Read the records and gather each line that includes "SRMTID".
-------- GIVEN INFORMATION --------
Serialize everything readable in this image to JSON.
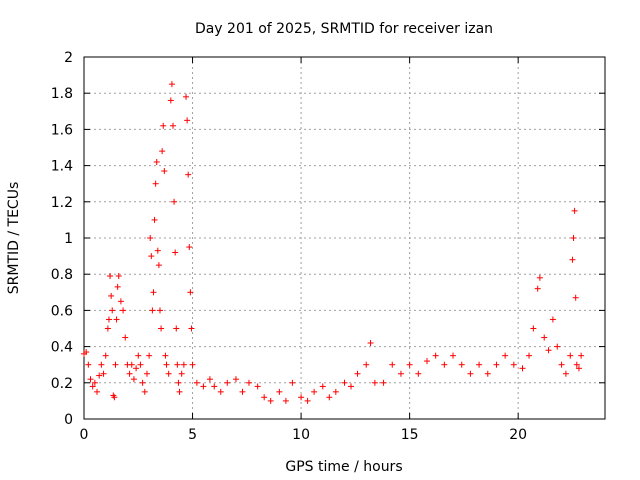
{
  "chart_data": {
    "type": "scatter",
    "title": "Day 201 of 2025, SRMTID for receiver izan",
    "xlabel": "GPS time / hours",
    "ylabel": "SRMTID / TECUs",
    "xlim": [
      0,
      24
    ],
    "ylim": [
      0,
      2
    ],
    "xticks": [
      "0",
      "5",
      "10",
      "15",
      "20"
    ],
    "yticks": [
      "0",
      "0.2",
      "0.4",
      "0.6",
      "0.8",
      "1",
      "1.2",
      "1.4",
      "1.6",
      "1.8",
      "2"
    ],
    "grid": true,
    "marker": "+",
    "series": [
      {
        "name": "SRMTID",
        "color": "#ff0000",
        "points": [
          [
            0.0,
            0.36
          ],
          [
            0.1,
            0.37
          ],
          [
            0.2,
            0.3
          ],
          [
            0.3,
            0.22
          ],
          [
            0.4,
            0.18
          ],
          [
            0.5,
            0.2
          ],
          [
            0.6,
            0.15
          ],
          [
            0.7,
            0.24
          ],
          [
            0.8,
            0.3
          ],
          [
            0.9,
            0.25
          ],
          [
            1.0,
            0.35
          ],
          [
            1.1,
            0.5
          ],
          [
            1.15,
            0.55
          ],
          [
            1.2,
            0.79
          ],
          [
            1.25,
            0.68
          ],
          [
            1.3,
            0.6
          ],
          [
            1.35,
            0.13
          ],
          [
            1.4,
            0.12
          ],
          [
            1.45,
            0.3
          ],
          [
            1.5,
            0.55
          ],
          [
            1.55,
            0.73
          ],
          [
            1.6,
            0.79
          ],
          [
            1.7,
            0.65
          ],
          [
            1.8,
            0.6
          ],
          [
            1.9,
            0.45
          ],
          [
            2.0,
            0.3
          ],
          [
            2.1,
            0.25
          ],
          [
            2.2,
            0.3
          ],
          [
            2.3,
            0.22
          ],
          [
            2.4,
            0.28
          ],
          [
            2.5,
            0.35
          ],
          [
            2.6,
            0.3
          ],
          [
            2.7,
            0.2
          ],
          [
            2.8,
            0.15
          ],
          [
            2.9,
            0.25
          ],
          [
            3.0,
            0.35
          ],
          [
            3.05,
            1.0
          ],
          [
            3.1,
            0.9
          ],
          [
            3.15,
            0.6
          ],
          [
            3.2,
            0.7
          ],
          [
            3.25,
            1.1
          ],
          [
            3.3,
            1.3
          ],
          [
            3.35,
            1.42
          ],
          [
            3.4,
            0.93
          ],
          [
            3.45,
            0.85
          ],
          [
            3.5,
            0.6
          ],
          [
            3.55,
            0.5
          ],
          [
            3.6,
            1.48
          ],
          [
            3.65,
            1.62
          ],
          [
            3.7,
            1.37
          ],
          [
            3.75,
            0.35
          ],
          [
            3.8,
            0.3
          ],
          [
            3.9,
            0.25
          ],
          [
            4.0,
            1.76
          ],
          [
            4.05,
            1.85
          ],
          [
            4.1,
            1.62
          ],
          [
            4.15,
            1.2
          ],
          [
            4.2,
            0.92
          ],
          [
            4.25,
            0.5
          ],
          [
            4.3,
            0.3
          ],
          [
            4.35,
            0.2
          ],
          [
            4.4,
            0.15
          ],
          [
            4.5,
            0.25
          ],
          [
            4.6,
            0.3
          ],
          [
            4.7,
            1.78
          ],
          [
            4.75,
            1.65
          ],
          [
            4.8,
            1.35
          ],
          [
            4.85,
            0.95
          ],
          [
            4.9,
            0.7
          ],
          [
            4.95,
            0.5
          ],
          [
            5.0,
            0.3
          ],
          [
            5.2,
            0.2
          ],
          [
            5.5,
            0.18
          ],
          [
            5.8,
            0.22
          ],
          [
            6.0,
            0.18
          ],
          [
            6.3,
            0.15
          ],
          [
            6.6,
            0.2
          ],
          [
            7.0,
            0.22
          ],
          [
            7.3,
            0.15
          ],
          [
            7.6,
            0.2
          ],
          [
            8.0,
            0.18
          ],
          [
            8.3,
            0.12
          ],
          [
            8.6,
            0.1
          ],
          [
            9.0,
            0.15
          ],
          [
            9.3,
            0.1
          ],
          [
            9.6,
            0.2
          ],
          [
            10.0,
            0.12
          ],
          [
            10.3,
            0.1
          ],
          [
            10.6,
            0.15
          ],
          [
            11.0,
            0.18
          ],
          [
            11.3,
            0.12
          ],
          [
            11.6,
            0.15
          ],
          [
            12.0,
            0.2
          ],
          [
            12.3,
            0.18
          ],
          [
            12.6,
            0.25
          ],
          [
            13.0,
            0.3
          ],
          [
            13.2,
            0.42
          ],
          [
            13.4,
            0.2
          ],
          [
            13.8,
            0.2
          ],
          [
            14.2,
            0.3
          ],
          [
            14.6,
            0.25
          ],
          [
            15.0,
            0.3
          ],
          [
            15.4,
            0.25
          ],
          [
            15.8,
            0.32
          ],
          [
            16.2,
            0.35
          ],
          [
            16.6,
            0.3
          ],
          [
            17.0,
            0.35
          ],
          [
            17.4,
            0.3
          ],
          [
            17.8,
            0.25
          ],
          [
            18.2,
            0.3
          ],
          [
            18.6,
            0.25
          ],
          [
            19.0,
            0.3
          ],
          [
            19.4,
            0.35
          ],
          [
            19.8,
            0.3
          ],
          [
            20.2,
            0.28
          ],
          [
            20.5,
            0.35
          ],
          [
            20.7,
            0.5
          ],
          [
            20.9,
            0.72
          ],
          [
            21.0,
            0.78
          ],
          [
            21.2,
            0.45
          ],
          [
            21.4,
            0.38
          ],
          [
            21.6,
            0.55
          ],
          [
            21.8,
            0.4
          ],
          [
            22.0,
            0.3
          ],
          [
            22.2,
            0.25
          ],
          [
            22.4,
            0.35
          ],
          [
            22.5,
            0.88
          ],
          [
            22.55,
            1.0
          ],
          [
            22.6,
            1.15
          ],
          [
            22.65,
            0.67
          ],
          [
            22.7,
            0.3
          ],
          [
            22.8,
            0.28
          ],
          [
            22.9,
            0.35
          ]
        ]
      }
    ]
  }
}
--------
TASK ANSWER:
    "title": "Day 201 of 2025, SRMTID for receiver izan",
    "ylabel": "SRMTID / TECUs",
        "name": "SRMTID",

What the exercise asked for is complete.